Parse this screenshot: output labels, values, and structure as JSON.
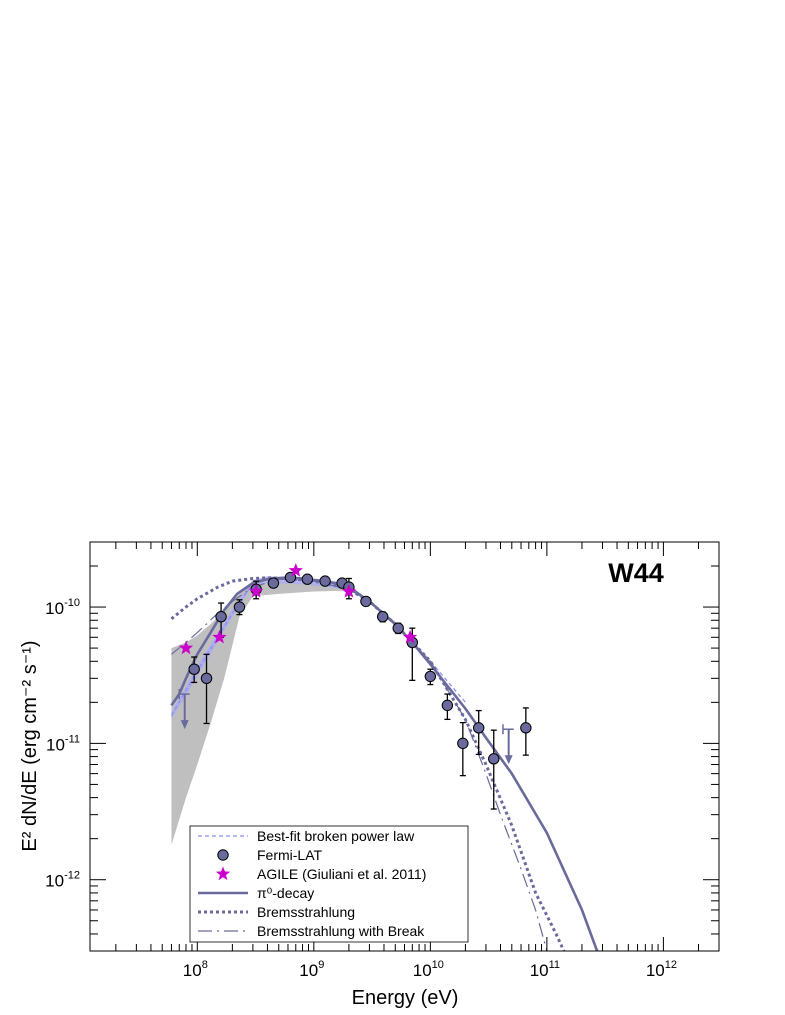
{
  "chart_data": {
    "type": "scatter",
    "title": "W44",
    "xlabel": "Energy (eV)",
    "ylabel": "E² dN/dE (erg cm⁻² s⁻¹)",
    "xscale": "log",
    "yscale": "log",
    "xlim": [
      12000000.0,
      3000000000000.0
    ],
    "ylim": [
      3e-13,
      3e-10
    ],
    "x_ticks": [
      {
        "value": 100000000.0,
        "base": "10",
        "exp": "8"
      },
      {
        "value": 1000000000.0,
        "base": "10",
        "exp": "9"
      },
      {
        "value": 10000000000.0,
        "base": "10",
        "exp": "10"
      },
      {
        "value": 100000000000.0,
        "base": "10",
        "exp": "11"
      },
      {
        "value": 1000000000000.0,
        "base": "10",
        "exp": "12"
      }
    ],
    "y_ticks": [
      {
        "value": 1e-10,
        "base": "10",
        "exp": "-10"
      },
      {
        "value": 1e-11,
        "base": "10",
        "exp": "-11"
      },
      {
        "value": 1e-12,
        "base": "10",
        "exp": "-12"
      }
    ],
    "legend_position": "bottom-left",
    "colors": {
      "fermi": "#6a6a9c",
      "agile": "#cc00cc",
      "model": "#6a6a9c",
      "bpl": "#8f8fef",
      "band": "#b4b4b4",
      "bpl_band": "#aaaaf5"
    },
    "series": [
      {
        "name": "Best-fit broken power law",
        "kind": "line",
        "x": [
          60000000.0,
          100000000.0,
          200000000.0,
          300000000.0,
          400000000.0,
          700000000.0,
          1200000000.0,
          2000000000.0,
          3000000000.0,
          5000000000.0,
          10000000000.0,
          20000000000.0
        ],
        "y": [
          1.6e-11,
          3.4e-11,
          9e-11,
          1.5e-10,
          1.6e-10,
          1.58e-10,
          1.52e-10,
          1.4e-10,
          1.1e-10,
          7.5e-11,
          4e-11,
          2e-11
        ],
        "band_lower": [
          1.5e-11,
          3.1e-11,
          8.5e-11,
          1.45e-10,
          1.5e-10,
          1.48e-10,
          1.42e-10,
          1.33e-10
        ],
        "band_upper": [
          1.7e-11,
          3.7e-11,
          9.6e-11,
          1.58e-10,
          1.68e-10,
          1.66e-10,
          1.6e-10,
          1.48e-10
        ]
      },
      {
        "name": "Fermi-LAT",
        "kind": "points",
        "x": [
          94000000.0,
          120000000.0,
          160000000.0,
          230000000.0,
          320000000.0,
          450000000.0,
          630000000.0,
          880000000.0,
          1250000000.0,
          1750000000.0,
          2000000000.0,
          2800000000.0,
          3900000000.0,
          5300000000.0,
          7000000000.0,
          10000000000.0,
          14000000000.0,
          19000000000.0,
          26000000000.0,
          35000000000.0,
          66000000000.0
        ],
        "y": [
          3.5e-11,
          3e-11,
          8.5e-11,
          1e-10,
          1.35e-10,
          1.5e-10,
          1.65e-10,
          1.6e-10,
          1.55e-10,
          1.5e-10,
          1.4e-10,
          1.1e-10,
          8.5e-11,
          7e-11,
          5.5e-11,
          3.1e-11,
          1.9e-11,
          1e-11,
          1.3e-11,
          7.7e-12,
          1.3e-11
        ],
        "y_low": [
          2.8e-11,
          1.4e-11,
          6e-11,
          8.8e-11,
          1.15e-10,
          1.4e-10,
          1.55e-10,
          1.52e-10,
          1.48e-10,
          1.42e-10,
          1.15e-10,
          1.02e-10,
          7.8e-11,
          6.4e-11,
          2.9e-11,
          2.7e-11,
          1.5e-11,
          5.8e-12,
          8.3e-12,
          3.3e-12,
          8.2e-12
        ],
        "y_high": [
          4.3e-11,
          4.5e-11,
          1.07e-10,
          1.13e-10,
          1.55e-10,
          1.6e-10,
          1.75e-10,
          1.68e-10,
          1.62e-10,
          1.58e-10,
          1.62e-10,
          1.18e-10,
          9.2e-11,
          7.6e-11,
          7e-11,
          3.5e-11,
          2.3e-11,
          1.42e-11,
          1.74e-11,
          1.25e-11,
          1.82e-11
        ]
      },
      {
        "name": "AGILE (Giuliani et al. 2011)",
        "kind": "stars",
        "x": [
          80000000.0,
          155000000.0,
          320000000.0,
          700000000.0,
          2000000000.0,
          6700000000.0
        ],
        "y": [
          5e-11,
          6e-11,
          1.3e-10,
          1.85e-10,
          1.3e-10,
          6e-11
        ]
      },
      {
        "name": "π⁰-decay",
        "kind": "line",
        "x": [
          60000000.0,
          70000000.0,
          80000000.0,
          100000000.0,
          130000000.0,
          170000000.0,
          220000000.0,
          300000000.0,
          400000000.0,
          600000000.0,
          800000000.0,
          1000000000.0,
          1500000000.0,
          2000000000.0,
          3000000000.0,
          5000000000.0,
          7000000000.0,
          10000000000.0,
          20000000000.0,
          30000000000.0,
          50000000000.0,
          100000000000.0,
          200000000000.0,
          270000000000.0
        ],
        "y": [
          1.9e-11,
          2.3e-11,
          3e-11,
          4.5e-11,
          6.5e-11,
          9.5e-11,
          1.25e-10,
          1.5e-10,
          1.6e-10,
          1.65e-10,
          1.62e-10,
          1.58e-10,
          1.5e-10,
          1.4e-10,
          1.1e-10,
          7.5e-11,
          5.5e-11,
          3.8e-11,
          1.8e-11,
          1.1e-11,
          6e-12,
          2.2e-12,
          6e-13,
          3e-13
        ]
      },
      {
        "name": "Bremsstrahlung",
        "kind": "line",
        "x": [
          60000000.0,
          80000000.0,
          100000000.0,
          150000000.0,
          200000000.0,
          300000000.0,
          400000000.0,
          600000000.0,
          1000000000.0,
          1500000000.0,
          2000000000.0,
          3000000000.0,
          5000000000.0,
          10000000000.0,
          20000000000.0,
          30000000000.0,
          50000000000.0,
          80000000000.0,
          120000000000.0,
          140000000000.0
        ],
        "y": [
          8.2e-11,
          1e-10,
          1.15e-10,
          1.4e-10,
          1.55e-10,
          1.62e-10,
          1.64e-10,
          1.62e-10,
          1.55e-10,
          1.45e-10,
          1.35e-10,
          1.1e-10,
          7.5e-11,
          4e-11,
          1.5e-11,
          7e-12,
          2.5e-12,
          8e-13,
          4e-13,
          3e-13
        ]
      },
      {
        "name": "Bremsstrahlung with Break",
        "kind": "line",
        "x": [
          60000000.0,
          80000000.0,
          100000000.0,
          150000000.0,
          200000000.0,
          300000000.0,
          500000000.0,
          1000000000.0,
          2000000000.0,
          3000000000.0,
          5000000000.0,
          10000000000.0,
          20000000000.0,
          30000000000.0,
          40000000000.0,
          60000000000.0,
          80000000000.0,
          100000000000.0
        ],
        "y": [
          4.5e-11,
          5.5e-11,
          6.5e-11,
          9e-11,
          1.1e-10,
          1.4e-10,
          1.6e-10,
          1.55e-10,
          1.35e-10,
          1.1e-10,
          7.5e-11,
          4e-11,
          1.5e-11,
          6e-12,
          3e-12,
          1.2e-12,
          6e-13,
          3e-13
        ]
      }
    ],
    "upper_limits": [
      {
        "x": 78000000.0,
        "y": 2.3e-11,
        "xerr_low": 70000000.0,
        "xerr_high": 86000000.0
      },
      {
        "x": 47000000000.0,
        "y": 1.27e-11,
        "xerr_low": 42000000000.0,
        "xerr_high": 52000000000.0
      }
    ],
    "uncertainty_band": {
      "x": [
        60000000.0,
        80000000.0,
        100000000.0,
        130000000.0,
        170000000.0,
        230000000.0,
        300000000.0,
        500000000.0,
        1000000000.0,
        2000000000.0
      ],
      "lower": [
        1.8e-12,
        4e-12,
        7e-12,
        1.4e-11,
        3e-11,
        8.5e-11,
        1.2e-10,
        1.25e-10,
        1.3e-10,
        1.32e-10
      ],
      "upper": [
        5e-11,
        5.5e-11,
        6.2e-11,
        7.5e-11,
        9.5e-11,
        1.25e-10,
        1.5e-10,
        1.55e-10,
        1.5e-10,
        1.42e-10
      ]
    }
  }
}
########################################
### [What the exercise asks]
Pull out each line containing the word "name" and copy it.

### [Result of the exercise]
        "name": "Best-fit broken power law",
        "name": "Fermi-LAT",
        "name": "AGILE (Giuliani et al. 2011)",
        "name": "π⁰-decay",
        "name": "Bremsstrahlung",
        "name": "Bremsstrahlung with Break",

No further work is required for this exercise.